Identify all lines below that hold "particle" and collect them.

• SOURCE DATA:

— BEGIN —

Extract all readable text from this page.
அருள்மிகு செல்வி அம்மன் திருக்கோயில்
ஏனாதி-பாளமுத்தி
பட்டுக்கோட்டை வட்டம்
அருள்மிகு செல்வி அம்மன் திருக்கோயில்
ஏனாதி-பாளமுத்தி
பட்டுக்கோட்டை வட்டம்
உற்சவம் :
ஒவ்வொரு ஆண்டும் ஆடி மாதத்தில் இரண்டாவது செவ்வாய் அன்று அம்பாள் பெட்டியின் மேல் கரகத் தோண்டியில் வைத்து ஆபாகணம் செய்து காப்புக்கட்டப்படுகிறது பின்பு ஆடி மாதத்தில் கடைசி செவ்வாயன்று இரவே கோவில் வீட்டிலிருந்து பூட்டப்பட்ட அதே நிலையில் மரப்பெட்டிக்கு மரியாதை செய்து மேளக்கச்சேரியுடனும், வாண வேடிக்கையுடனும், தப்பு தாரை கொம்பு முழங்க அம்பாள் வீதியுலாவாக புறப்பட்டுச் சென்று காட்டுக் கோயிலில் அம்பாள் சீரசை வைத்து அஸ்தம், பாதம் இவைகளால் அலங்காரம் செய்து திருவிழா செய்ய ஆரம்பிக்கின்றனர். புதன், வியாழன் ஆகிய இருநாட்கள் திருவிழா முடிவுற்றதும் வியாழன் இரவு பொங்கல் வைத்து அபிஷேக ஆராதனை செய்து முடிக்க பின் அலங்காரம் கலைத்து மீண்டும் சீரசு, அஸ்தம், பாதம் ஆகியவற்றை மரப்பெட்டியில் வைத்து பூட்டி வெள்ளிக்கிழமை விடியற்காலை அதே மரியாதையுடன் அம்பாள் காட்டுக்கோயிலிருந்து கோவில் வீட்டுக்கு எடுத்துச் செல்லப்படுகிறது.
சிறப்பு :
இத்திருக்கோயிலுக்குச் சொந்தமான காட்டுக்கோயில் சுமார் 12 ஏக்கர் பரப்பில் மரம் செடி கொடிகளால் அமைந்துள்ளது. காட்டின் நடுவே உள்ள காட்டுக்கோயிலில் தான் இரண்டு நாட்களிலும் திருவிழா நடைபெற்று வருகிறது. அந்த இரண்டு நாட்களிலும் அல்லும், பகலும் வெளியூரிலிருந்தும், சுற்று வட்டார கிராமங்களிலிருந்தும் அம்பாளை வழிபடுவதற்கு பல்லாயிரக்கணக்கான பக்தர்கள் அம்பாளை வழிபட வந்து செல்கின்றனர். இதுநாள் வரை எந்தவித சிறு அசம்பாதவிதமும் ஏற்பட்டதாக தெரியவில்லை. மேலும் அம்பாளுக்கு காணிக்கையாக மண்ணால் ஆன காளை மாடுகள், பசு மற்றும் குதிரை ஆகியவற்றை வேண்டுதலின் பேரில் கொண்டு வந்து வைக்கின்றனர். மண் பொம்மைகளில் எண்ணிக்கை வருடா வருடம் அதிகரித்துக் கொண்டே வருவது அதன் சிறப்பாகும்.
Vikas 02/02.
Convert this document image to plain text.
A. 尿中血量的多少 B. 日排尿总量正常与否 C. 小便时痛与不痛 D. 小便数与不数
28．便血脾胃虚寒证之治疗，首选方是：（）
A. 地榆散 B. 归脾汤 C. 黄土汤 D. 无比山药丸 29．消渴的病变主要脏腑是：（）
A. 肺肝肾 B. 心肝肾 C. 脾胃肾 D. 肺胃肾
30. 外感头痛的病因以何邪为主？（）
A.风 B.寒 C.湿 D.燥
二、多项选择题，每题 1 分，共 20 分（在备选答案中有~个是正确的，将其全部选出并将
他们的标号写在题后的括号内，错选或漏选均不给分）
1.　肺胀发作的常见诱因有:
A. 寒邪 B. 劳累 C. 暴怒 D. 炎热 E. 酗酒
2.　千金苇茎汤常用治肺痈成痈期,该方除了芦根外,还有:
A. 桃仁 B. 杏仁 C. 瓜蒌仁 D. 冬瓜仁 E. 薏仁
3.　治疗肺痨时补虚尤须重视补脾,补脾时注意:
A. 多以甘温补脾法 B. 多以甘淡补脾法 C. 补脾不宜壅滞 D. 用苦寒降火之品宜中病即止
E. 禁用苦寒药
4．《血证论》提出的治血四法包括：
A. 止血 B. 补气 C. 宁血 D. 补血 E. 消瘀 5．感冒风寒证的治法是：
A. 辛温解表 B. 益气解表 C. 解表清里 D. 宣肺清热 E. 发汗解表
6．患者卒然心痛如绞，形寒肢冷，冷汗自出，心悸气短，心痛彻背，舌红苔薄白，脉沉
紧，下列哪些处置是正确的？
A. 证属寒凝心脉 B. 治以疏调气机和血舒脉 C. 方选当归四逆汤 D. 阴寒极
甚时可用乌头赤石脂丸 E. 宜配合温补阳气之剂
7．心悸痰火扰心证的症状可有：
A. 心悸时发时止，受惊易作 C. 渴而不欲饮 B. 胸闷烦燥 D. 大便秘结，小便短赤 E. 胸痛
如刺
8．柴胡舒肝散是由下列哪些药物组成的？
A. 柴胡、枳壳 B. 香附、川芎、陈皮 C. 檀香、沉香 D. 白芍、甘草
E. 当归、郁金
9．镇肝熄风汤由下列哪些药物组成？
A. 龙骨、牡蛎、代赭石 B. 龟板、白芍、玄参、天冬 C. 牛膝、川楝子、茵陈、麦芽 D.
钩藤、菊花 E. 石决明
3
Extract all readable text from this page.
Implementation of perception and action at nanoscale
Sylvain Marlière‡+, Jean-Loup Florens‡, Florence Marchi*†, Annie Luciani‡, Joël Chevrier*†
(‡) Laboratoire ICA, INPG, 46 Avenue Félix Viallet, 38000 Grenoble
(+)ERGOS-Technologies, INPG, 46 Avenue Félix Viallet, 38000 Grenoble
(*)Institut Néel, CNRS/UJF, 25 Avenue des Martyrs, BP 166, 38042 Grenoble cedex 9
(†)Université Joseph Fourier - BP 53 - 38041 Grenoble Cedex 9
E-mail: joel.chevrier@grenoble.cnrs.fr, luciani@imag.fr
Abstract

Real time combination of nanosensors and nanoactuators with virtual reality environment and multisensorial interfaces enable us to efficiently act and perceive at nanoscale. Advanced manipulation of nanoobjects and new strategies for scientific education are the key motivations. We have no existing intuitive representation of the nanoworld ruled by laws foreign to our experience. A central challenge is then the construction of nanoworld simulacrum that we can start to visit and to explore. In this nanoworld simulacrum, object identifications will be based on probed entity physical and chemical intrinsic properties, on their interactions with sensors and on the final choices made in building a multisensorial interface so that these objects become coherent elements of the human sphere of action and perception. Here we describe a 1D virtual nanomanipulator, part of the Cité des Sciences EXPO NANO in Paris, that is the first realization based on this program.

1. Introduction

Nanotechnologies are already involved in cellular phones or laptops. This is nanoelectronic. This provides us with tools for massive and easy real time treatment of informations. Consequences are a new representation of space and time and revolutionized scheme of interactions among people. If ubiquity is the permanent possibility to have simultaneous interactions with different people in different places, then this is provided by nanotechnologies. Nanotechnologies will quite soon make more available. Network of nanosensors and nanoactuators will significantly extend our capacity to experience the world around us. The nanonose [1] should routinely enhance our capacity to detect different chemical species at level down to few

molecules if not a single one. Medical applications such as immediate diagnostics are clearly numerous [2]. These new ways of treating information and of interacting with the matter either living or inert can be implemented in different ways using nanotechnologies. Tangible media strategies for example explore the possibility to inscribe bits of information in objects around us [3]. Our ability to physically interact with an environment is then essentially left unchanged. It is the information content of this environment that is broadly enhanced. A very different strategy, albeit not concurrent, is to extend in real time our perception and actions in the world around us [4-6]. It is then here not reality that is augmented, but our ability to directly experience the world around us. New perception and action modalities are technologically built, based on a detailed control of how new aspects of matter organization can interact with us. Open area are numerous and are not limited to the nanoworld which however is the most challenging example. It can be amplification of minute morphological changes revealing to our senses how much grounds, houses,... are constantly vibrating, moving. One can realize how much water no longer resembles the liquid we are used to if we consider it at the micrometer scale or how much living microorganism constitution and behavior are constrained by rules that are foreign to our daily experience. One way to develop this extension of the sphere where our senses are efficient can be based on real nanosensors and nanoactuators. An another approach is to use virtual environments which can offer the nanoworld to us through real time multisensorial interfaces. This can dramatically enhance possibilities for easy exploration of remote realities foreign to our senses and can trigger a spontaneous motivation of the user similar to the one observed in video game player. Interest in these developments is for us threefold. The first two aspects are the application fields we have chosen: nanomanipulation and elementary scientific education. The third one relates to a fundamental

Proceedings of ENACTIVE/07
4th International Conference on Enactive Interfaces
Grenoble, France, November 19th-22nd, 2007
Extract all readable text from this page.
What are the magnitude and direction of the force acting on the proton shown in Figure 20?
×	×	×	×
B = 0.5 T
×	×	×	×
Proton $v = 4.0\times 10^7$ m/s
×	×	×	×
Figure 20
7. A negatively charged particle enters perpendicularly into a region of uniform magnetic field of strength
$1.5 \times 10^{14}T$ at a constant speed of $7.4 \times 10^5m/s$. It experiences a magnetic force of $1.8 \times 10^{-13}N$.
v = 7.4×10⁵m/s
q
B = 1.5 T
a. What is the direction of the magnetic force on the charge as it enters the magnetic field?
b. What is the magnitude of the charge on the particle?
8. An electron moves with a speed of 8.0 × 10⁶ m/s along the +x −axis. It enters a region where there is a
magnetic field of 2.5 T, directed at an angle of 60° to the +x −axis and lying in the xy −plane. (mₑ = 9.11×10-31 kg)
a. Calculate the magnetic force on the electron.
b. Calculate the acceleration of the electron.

— END —

• WRITTEN RESPONSE:
7. A negatively charged particle enters perpendicularly into a region of uniform magnetic field of strength
b. What is the magnitude of the charge on the particle?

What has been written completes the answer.